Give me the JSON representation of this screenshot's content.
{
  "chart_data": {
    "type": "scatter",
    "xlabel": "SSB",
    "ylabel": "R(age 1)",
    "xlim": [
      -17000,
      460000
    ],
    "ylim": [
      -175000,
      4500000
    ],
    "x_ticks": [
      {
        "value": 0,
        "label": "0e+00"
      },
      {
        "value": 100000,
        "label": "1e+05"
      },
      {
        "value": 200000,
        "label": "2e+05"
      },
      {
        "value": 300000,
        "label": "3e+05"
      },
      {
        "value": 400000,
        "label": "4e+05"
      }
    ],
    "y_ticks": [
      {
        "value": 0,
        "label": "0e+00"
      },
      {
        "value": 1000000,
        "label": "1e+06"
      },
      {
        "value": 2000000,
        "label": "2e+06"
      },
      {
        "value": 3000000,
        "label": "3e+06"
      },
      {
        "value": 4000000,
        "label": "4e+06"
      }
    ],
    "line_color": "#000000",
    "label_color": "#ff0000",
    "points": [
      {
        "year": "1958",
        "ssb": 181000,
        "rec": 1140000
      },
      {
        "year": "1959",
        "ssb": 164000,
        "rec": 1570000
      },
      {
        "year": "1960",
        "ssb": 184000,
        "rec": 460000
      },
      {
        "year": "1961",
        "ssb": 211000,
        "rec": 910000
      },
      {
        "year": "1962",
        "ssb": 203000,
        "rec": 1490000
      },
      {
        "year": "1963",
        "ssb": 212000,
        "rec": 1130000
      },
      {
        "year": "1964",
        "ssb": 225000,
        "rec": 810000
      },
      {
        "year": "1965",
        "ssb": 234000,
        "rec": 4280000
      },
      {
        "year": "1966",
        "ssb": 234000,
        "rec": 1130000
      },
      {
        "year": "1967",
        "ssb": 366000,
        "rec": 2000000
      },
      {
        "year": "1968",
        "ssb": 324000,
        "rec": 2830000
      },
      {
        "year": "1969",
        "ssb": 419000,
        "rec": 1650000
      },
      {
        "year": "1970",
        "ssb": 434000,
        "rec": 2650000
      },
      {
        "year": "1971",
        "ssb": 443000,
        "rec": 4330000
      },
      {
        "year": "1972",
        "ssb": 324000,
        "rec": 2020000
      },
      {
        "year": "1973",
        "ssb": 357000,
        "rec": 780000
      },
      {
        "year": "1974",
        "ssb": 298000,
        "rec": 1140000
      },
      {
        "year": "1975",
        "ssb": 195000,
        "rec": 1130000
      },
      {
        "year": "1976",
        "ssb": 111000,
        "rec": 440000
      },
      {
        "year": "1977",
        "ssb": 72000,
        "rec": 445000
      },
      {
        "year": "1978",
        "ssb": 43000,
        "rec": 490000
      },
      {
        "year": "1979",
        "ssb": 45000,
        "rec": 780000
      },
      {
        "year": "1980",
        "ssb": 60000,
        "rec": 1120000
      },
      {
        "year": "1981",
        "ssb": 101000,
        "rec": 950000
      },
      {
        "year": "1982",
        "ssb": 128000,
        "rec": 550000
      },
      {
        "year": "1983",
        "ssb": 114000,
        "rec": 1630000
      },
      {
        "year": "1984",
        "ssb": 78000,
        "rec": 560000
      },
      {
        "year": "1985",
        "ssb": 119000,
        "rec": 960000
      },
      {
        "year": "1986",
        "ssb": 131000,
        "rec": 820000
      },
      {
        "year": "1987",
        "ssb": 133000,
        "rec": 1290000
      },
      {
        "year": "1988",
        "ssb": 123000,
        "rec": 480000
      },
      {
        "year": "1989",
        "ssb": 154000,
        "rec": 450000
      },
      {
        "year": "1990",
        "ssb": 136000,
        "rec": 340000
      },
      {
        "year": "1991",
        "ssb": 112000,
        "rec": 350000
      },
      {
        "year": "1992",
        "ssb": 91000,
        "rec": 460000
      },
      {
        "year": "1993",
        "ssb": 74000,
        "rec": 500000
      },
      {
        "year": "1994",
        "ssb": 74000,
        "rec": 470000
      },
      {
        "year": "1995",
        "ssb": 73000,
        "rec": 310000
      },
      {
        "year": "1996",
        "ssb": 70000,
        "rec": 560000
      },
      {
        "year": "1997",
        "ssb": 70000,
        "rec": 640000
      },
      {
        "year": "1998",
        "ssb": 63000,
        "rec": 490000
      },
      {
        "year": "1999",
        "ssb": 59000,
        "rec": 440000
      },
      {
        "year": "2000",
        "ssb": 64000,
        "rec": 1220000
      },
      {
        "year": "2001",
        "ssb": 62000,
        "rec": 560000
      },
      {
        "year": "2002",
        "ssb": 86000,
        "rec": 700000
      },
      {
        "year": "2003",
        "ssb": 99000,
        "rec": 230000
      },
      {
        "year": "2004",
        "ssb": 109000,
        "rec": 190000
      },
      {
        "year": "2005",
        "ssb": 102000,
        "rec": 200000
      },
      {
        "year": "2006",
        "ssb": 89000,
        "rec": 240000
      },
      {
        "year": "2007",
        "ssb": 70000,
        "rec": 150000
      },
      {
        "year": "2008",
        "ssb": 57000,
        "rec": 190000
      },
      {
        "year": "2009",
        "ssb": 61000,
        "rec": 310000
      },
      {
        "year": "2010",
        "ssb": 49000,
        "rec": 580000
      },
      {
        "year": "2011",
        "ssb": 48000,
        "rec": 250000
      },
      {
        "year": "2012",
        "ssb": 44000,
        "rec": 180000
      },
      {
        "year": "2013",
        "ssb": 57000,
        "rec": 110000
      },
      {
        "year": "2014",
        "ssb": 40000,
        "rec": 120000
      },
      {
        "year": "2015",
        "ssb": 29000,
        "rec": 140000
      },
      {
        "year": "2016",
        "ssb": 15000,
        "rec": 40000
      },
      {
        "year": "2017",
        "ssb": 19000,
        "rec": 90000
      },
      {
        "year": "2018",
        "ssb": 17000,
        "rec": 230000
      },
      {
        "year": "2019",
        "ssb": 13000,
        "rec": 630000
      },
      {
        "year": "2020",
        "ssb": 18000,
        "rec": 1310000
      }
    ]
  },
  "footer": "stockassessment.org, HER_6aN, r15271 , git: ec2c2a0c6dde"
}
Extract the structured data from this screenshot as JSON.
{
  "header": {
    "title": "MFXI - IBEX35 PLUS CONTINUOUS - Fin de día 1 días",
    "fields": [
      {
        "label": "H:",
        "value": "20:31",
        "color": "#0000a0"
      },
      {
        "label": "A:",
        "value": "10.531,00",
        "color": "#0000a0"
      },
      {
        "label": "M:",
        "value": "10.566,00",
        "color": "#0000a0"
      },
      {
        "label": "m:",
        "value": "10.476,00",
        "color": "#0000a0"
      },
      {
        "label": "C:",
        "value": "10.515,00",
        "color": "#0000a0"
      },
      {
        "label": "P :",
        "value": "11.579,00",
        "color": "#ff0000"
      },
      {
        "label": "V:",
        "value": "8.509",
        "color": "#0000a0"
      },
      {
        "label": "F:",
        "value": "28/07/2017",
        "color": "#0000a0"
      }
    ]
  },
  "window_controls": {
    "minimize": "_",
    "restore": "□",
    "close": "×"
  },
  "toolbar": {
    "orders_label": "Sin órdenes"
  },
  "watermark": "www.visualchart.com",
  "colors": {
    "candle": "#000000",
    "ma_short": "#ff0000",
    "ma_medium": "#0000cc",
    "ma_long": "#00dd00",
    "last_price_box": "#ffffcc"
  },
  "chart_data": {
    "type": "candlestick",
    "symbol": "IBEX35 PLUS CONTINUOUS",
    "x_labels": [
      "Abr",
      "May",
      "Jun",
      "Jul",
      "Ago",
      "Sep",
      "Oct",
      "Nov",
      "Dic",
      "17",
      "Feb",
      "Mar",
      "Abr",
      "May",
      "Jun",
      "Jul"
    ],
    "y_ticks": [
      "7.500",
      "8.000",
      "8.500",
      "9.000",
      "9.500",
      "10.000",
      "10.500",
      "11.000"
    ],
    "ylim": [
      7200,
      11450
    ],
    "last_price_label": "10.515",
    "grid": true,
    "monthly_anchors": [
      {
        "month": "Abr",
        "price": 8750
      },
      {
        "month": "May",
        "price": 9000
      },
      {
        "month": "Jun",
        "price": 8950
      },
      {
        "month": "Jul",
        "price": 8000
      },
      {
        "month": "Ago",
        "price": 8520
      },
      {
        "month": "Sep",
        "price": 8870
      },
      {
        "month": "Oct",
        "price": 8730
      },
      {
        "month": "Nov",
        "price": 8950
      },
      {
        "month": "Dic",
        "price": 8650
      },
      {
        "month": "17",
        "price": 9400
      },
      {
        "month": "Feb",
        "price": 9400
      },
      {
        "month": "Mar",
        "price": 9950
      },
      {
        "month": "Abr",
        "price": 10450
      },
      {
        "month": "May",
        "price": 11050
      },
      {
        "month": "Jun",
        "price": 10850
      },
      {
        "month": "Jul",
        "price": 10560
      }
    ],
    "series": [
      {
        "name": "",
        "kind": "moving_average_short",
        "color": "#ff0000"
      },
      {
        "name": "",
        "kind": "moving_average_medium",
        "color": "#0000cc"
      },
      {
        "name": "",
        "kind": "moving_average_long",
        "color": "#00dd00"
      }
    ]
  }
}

_ _ _ _

» **DO THIS**
Filter the data, keeping only the lines that contain "CONTINUOUS".

» **RESPONSE**
    "title": "MFXI - IBEX35 PLUS CONTINUOUS - Fin de día 1 días",
    "symbol": "IBEX35 PLUS CONTINUOUS",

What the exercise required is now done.